_Exercise instructions:_ Rewrite the lines as a numbered list, from the first line up to and including the line with "nav-item-contact[interactable]: Contact [944, 20, 1029, 40]", leaving out any blank lines.

_Dataset rows:_
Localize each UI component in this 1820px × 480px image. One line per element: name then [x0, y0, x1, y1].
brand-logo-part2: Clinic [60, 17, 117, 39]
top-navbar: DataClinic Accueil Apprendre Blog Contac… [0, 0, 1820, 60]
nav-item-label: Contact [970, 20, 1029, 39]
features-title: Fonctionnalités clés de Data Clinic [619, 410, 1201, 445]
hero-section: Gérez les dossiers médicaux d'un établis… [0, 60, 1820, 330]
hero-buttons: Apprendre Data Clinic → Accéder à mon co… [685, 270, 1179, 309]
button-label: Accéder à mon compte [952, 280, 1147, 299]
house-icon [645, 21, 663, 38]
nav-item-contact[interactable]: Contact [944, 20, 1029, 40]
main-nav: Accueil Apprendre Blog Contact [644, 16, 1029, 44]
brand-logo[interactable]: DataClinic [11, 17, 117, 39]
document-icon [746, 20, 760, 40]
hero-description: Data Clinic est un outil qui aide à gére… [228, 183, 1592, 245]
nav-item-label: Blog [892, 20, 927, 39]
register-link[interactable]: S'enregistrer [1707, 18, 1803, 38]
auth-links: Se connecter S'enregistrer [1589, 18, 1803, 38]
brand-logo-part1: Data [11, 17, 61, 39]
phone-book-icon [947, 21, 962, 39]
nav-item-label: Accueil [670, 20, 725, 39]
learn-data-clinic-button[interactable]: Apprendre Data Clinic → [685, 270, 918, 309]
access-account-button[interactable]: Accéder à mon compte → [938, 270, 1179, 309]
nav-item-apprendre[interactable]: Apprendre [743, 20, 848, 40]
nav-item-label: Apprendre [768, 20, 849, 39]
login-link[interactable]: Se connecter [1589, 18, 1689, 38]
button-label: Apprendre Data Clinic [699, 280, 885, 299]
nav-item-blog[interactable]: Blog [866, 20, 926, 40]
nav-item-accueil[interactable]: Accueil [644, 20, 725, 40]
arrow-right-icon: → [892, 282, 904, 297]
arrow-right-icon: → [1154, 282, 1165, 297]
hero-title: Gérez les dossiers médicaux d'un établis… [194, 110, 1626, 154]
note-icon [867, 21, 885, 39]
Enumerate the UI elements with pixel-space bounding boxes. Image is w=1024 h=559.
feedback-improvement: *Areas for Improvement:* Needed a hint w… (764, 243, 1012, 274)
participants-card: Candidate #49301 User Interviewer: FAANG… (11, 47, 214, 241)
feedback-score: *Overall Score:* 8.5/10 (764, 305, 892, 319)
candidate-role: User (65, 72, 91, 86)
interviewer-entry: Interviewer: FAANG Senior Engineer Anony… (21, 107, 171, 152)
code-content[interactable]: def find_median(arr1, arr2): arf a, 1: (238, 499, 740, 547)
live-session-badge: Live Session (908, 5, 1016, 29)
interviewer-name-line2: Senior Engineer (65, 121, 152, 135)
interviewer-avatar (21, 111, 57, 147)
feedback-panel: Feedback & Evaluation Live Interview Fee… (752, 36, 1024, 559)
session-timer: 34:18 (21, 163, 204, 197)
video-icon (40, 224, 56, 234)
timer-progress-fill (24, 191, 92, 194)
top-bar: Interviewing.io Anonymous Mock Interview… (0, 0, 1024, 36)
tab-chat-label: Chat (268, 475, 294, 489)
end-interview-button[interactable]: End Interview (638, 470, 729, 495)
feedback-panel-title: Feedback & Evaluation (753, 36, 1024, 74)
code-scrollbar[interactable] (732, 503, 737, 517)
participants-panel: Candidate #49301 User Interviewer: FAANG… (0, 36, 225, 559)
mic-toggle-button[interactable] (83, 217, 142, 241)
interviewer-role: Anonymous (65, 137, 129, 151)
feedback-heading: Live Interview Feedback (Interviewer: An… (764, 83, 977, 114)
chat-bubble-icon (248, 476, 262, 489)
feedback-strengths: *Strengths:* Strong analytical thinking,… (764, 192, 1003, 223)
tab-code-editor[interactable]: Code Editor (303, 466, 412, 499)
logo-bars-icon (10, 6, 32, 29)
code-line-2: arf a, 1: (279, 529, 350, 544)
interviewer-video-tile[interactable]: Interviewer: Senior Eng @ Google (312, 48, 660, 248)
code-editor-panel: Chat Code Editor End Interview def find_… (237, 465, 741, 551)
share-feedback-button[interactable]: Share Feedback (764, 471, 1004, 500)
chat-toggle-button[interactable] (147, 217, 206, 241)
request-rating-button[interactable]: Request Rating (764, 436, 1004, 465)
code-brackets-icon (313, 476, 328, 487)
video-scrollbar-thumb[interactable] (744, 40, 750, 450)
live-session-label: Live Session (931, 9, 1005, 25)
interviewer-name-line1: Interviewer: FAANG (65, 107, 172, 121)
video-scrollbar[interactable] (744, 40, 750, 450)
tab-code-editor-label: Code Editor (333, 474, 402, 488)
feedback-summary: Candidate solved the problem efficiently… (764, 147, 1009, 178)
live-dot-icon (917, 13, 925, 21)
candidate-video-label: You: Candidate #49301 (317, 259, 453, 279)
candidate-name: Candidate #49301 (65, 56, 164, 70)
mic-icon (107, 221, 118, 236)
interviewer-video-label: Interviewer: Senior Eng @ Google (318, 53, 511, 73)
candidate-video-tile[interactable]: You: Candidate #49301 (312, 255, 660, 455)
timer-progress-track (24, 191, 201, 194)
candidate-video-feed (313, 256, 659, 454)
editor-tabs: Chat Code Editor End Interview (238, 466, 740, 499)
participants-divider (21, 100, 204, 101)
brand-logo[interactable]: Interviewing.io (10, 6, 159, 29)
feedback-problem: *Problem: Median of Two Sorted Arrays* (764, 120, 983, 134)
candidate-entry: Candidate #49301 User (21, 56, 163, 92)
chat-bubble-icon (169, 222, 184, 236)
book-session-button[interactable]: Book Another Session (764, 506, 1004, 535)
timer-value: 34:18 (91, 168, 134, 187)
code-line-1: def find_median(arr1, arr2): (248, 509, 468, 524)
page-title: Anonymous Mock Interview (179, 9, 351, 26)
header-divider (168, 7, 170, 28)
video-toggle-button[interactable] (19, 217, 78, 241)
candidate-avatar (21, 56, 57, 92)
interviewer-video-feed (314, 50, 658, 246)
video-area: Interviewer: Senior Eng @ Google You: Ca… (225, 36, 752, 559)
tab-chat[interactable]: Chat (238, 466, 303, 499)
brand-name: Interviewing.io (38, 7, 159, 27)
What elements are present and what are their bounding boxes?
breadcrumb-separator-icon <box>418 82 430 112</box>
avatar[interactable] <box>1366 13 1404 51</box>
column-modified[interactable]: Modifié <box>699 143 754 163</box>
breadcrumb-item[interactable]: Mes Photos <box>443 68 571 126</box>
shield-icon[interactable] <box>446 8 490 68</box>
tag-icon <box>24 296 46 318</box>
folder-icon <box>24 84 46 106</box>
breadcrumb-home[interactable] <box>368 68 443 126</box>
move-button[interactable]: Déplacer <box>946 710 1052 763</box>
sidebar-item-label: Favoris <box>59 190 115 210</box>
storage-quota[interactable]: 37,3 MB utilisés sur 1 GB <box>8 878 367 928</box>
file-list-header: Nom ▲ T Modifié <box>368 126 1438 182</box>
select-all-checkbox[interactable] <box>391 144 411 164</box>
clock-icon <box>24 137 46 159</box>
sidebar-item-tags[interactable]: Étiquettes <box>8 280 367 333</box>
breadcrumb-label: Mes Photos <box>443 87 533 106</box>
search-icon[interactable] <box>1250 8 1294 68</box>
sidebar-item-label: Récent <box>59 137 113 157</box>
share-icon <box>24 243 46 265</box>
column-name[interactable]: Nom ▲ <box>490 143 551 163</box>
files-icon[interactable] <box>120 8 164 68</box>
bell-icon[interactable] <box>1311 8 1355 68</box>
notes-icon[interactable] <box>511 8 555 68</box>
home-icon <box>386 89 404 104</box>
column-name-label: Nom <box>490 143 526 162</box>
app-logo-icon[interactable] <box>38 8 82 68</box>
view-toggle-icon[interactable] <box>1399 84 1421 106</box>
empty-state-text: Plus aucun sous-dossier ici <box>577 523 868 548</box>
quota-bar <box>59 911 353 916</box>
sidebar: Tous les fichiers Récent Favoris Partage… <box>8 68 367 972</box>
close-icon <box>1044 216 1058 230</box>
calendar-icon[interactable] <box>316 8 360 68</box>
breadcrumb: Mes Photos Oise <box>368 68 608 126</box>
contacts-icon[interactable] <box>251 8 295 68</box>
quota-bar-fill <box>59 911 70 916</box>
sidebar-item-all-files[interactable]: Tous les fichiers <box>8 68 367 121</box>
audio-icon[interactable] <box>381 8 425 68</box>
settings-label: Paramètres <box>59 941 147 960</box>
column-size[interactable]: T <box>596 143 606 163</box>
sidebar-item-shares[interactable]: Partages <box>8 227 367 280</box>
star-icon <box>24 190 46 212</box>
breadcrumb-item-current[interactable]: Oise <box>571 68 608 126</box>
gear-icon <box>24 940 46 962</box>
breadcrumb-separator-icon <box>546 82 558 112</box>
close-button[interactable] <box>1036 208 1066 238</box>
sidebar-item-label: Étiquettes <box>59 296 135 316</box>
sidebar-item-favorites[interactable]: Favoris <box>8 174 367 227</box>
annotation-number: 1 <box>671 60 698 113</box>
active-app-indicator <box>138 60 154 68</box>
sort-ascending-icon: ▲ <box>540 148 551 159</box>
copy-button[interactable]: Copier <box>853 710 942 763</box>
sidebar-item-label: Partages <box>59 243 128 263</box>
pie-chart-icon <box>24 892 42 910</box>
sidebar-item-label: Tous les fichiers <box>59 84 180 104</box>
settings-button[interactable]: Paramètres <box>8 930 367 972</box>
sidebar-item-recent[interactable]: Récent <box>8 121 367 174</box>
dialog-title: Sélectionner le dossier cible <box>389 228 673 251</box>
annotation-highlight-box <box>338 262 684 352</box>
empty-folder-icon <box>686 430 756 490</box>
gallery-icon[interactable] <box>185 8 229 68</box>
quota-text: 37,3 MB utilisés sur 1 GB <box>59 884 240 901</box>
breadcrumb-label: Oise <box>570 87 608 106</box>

_Correct output:_
1. Localize each UI component in this 1820px × 480px image. One line per element: name then [x0, y0, x1, y1].
2. brand-logo-part2: Clinic [60, 17, 117, 39]
3. top-navbar: DataClinic Accueil Apprendre Blog Contac… [0, 0, 1820, 60]
4. nav-item-label: Contact [970, 20, 1029, 39]
5. features-title: Fonctionnalités clés de Data Clinic [619, 410, 1201, 445]
6. hero-section: Gérez les dossiers médicaux d'un établis… [0, 60, 1820, 330]
7. hero-buttons: Apprendre Data Clinic → Accéder à mon co… [685, 270, 1179, 309]
8. button-label: Accéder à mon compte [952, 280, 1147, 299]
9. house-icon [645, 21, 663, 38]
10. nav-item-contact[interactable]: Contact [944, 20, 1029, 40]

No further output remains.